__YOUR INSTRUCTIONS__. Copy each record exactly as it reads, leaving out any pictures it holds.

__PROVIDED INFORMATION__.

------------------------------

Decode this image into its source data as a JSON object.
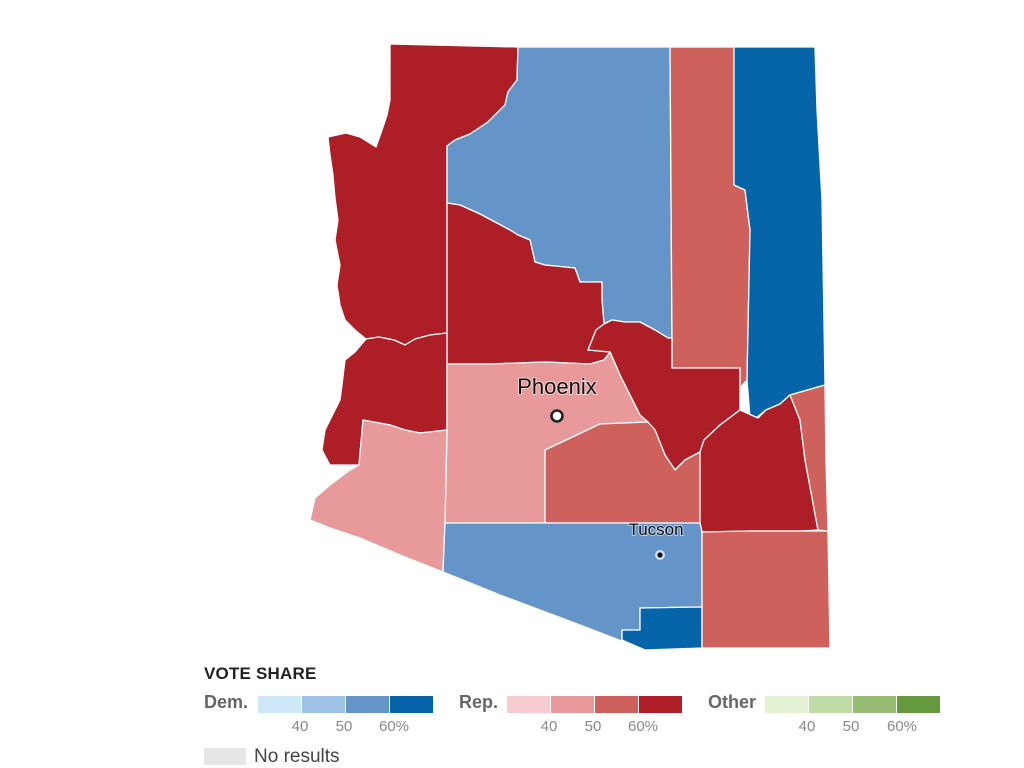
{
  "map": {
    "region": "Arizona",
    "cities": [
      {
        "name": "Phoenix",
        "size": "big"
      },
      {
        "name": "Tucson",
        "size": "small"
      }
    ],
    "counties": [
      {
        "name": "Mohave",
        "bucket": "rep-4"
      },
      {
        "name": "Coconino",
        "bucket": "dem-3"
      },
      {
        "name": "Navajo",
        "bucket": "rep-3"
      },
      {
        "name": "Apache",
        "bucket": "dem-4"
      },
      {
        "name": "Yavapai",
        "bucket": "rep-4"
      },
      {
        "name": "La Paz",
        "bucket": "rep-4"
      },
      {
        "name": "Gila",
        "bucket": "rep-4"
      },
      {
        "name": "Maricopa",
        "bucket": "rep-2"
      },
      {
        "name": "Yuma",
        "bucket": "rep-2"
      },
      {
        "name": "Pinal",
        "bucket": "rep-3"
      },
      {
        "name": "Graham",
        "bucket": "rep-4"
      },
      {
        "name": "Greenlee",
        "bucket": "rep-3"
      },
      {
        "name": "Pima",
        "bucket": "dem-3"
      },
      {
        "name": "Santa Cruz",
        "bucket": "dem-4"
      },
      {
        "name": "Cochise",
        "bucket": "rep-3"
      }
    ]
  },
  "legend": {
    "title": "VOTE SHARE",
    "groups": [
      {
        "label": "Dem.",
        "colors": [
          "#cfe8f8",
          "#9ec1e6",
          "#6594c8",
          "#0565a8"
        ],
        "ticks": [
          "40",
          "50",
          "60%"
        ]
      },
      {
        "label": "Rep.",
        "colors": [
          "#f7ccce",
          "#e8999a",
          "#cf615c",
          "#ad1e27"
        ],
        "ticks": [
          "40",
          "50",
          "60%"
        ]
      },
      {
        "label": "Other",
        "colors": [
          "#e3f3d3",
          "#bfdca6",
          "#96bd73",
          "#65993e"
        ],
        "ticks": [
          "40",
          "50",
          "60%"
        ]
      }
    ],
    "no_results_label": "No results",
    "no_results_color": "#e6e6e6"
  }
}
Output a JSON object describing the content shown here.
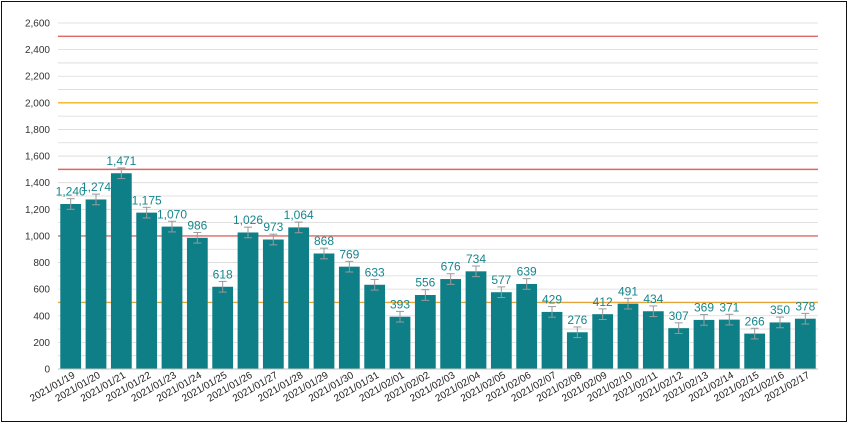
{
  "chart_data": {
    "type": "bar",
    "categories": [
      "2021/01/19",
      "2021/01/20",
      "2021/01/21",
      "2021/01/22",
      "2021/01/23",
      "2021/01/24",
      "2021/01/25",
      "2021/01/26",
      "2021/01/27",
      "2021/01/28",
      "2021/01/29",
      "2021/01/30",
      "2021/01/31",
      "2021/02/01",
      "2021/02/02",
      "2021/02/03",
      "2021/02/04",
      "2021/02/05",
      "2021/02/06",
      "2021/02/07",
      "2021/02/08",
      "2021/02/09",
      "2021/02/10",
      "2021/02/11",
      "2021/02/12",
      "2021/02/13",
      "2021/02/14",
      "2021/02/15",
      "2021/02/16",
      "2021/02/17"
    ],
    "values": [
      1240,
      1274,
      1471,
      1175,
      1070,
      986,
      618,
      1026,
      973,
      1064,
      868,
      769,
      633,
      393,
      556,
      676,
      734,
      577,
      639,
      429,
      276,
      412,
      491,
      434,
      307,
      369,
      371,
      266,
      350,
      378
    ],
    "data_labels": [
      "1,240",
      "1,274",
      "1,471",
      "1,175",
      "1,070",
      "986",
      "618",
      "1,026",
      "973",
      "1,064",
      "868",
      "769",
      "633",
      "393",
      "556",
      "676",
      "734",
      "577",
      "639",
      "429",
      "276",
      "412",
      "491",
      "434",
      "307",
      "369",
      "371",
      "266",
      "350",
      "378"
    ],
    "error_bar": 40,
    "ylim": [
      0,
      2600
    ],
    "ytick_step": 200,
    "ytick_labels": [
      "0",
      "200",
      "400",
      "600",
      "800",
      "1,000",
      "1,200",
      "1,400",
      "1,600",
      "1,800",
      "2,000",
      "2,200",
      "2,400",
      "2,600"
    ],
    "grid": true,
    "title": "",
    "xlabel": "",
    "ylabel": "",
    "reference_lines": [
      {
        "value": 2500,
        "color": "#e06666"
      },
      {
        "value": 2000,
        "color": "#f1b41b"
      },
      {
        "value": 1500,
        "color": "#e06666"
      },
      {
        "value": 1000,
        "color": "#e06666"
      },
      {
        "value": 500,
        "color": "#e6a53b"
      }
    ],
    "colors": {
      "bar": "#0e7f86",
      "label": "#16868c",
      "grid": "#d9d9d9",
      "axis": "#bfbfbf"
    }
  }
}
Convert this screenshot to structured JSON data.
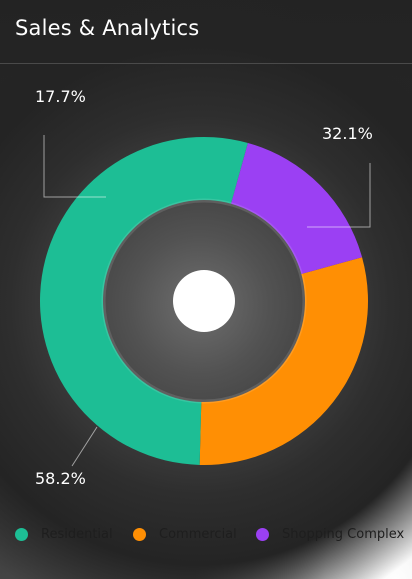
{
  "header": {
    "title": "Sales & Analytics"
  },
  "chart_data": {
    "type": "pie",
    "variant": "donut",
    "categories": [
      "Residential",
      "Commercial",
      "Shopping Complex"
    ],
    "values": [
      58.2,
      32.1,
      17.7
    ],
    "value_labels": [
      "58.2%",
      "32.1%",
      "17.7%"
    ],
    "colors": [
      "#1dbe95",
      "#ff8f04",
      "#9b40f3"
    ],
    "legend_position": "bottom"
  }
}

------------------------------

__TASK RESULT__.
Decode this image into its source data as a JSON object.
{
  "map": {
    "region": "Arizona",
    "cities": [
      {
        "name": "Phoenix",
        "size": "big"
      },
      {
        "name": "Tucson",
        "size": "small"
      }
    ],
    "counties": [
      {
        "name": "Mohave",
        "bucket": "rep-4"
      },
      {
        "name": "Coconino",
        "bucket": "dem-3"
      },
      {
        "name": "Navajo",
        "bucket": "rep-3"
      },
      {
        "name": "Apache",
        "bucket": "dem-4"
      },
      {
        "name": "Yavapai",
        "bucket": "rep-4"
      },
      {
        "name": "La Paz",
        "bucket": "rep-4"
      },
      {
        "name": "Gila",
        "bucket": "rep-4"
      },
      {
        "name": "Maricopa",
        "bucket": "rep-2"
      },
      {
        "name": "Yuma",
        "bucket": "rep-2"
      },
      {
        "name": "Pinal",
        "bucket": "rep-3"
      },
      {
        "name": "Graham",
        "bucket": "rep-4"
      },
      {
        "name": "Greenlee",
        "bucket": "rep-3"
      },
      {
        "name": "Pima",
        "bucket": "dem-3"
      },
      {
        "name": "Santa Cruz",
        "bucket": "dem-4"
      },
      {
        "name": "Cochise",
        "bucket": "rep-3"
      }
    ]
  },
  "legend": {
    "title": "VOTE SHARE",
    "groups": [
      {
        "label": "Dem.",
        "colors": [
          "#cfe8f8",
          "#9ec1e6",
          "#6594c8",
          "#0565a8"
        ],
        "ticks": [
          "40",
          "50",
          "60%"
        ]
      },
      {
        "label": "Rep.",
        "colors": [
          "#f7ccce",
          "#e8999a",
          "#cf615c",
          "#ad1e27"
        ],
        "ticks": [
          "40",
          "50",
          "60%"
        ]
      },
      {
        "label": "Other",
        "colors": [
          "#e3f3d3",
          "#bfdca6",
          "#96bd73",
          "#65993e"
        ],
        "ticks": [
          "40",
          "50",
          "60%"
        ]
      }
    ],
    "no_results_label": "No results",
    "no_results_color": "#e6e6e6"
  }
}
Output a JSON object describing the content shown here.
{
  "chart_data": {
    "type": "bar",
    "categories": [
      "2021/01/19",
      "2021/01/20",
      "2021/01/21",
      "2021/01/22",
      "2021/01/23",
      "2021/01/24",
      "2021/01/25",
      "2021/01/26",
      "2021/01/27",
      "2021/01/28",
      "2021/01/29",
      "2021/01/30",
      "2021/01/31",
      "2021/02/01",
      "2021/02/02",
      "2021/02/03",
      "2021/02/04",
      "2021/02/05",
      "2021/02/06",
      "2021/02/07",
      "2021/02/08",
      "2021/02/09",
      "2021/02/10",
      "2021/02/11",
      "2021/02/12",
      "2021/02/13",
      "2021/02/14",
      "2021/02/15",
      "2021/02/16",
      "2021/02/17"
    ],
    "values": [
      1240,
      1274,
      1471,
      1175,
      1070,
      986,
      618,
      1026,
      973,
      1064,
      868,
      769,
      633,
      393,
      556,
      676,
      734,
      577,
      639,
      429,
      276,
      412,
      491,
      434,
      307,
      369,
      371,
      266,
      350,
      378
    ],
    "data_labels": [
      "1,240",
      "1,274",
      "1,471",
      "1,175",
      "1,070",
      "986",
      "618",
      "1,026",
      "973",
      "1,064",
      "868",
      "769",
      "633",
      "393",
      "556",
      "676",
      "734",
      "577",
      "639",
      "429",
      "276",
      "412",
      "491",
      "434",
      "307",
      "369",
      "371",
      "266",
      "350",
      "378"
    ],
    "error_bar": 40,
    "ylim": [
      0,
      2600
    ],
    "ytick_step": 200,
    "ytick_labels": [
      "0",
      "200",
      "400",
      "600",
      "800",
      "1,000",
      "1,200",
      "1,400",
      "1,600",
      "1,800",
      "2,000",
      "2,200",
      "2,400",
      "2,600"
    ],
    "grid": true,
    "title": "",
    "xlabel": "",
    "ylabel": "",
    "reference_lines": [
      {
        "value": 2500,
        "color": "#e06666"
      },
      {
        "value": 2000,
        "color": "#f1b41b"
      },
      {
        "value": 1500,
        "color": "#e06666"
      },
      {
        "value": 1000,
        "color": "#e06666"
      },
      {
        "value": 500,
        "color": "#e6a53b"
      }
    ],
    "colors": {
      "bar": "#0e7f86",
      "label": "#16868c",
      "grid": "#d9d9d9",
      "axis": "#bfbfbf"
    }
  }
}
Convert this screenshot to structured JSON data.
{
  "header": {
    "title": "Sales & Analytics"
  },
  "chart_data": {
    "type": "pie",
    "variant": "donut",
    "categories": [
      "Residential",
      "Commercial",
      "Shopping Complex"
    ],
    "values": [
      58.2,
      32.1,
      17.7
    ],
    "value_labels": [
      "58.2%",
      "32.1%",
      "17.7%"
    ],
    "colors": [
      "#1dbe95",
      "#ff8f04",
      "#9b40f3"
    ],
    "legend_position": "bottom"
  }
}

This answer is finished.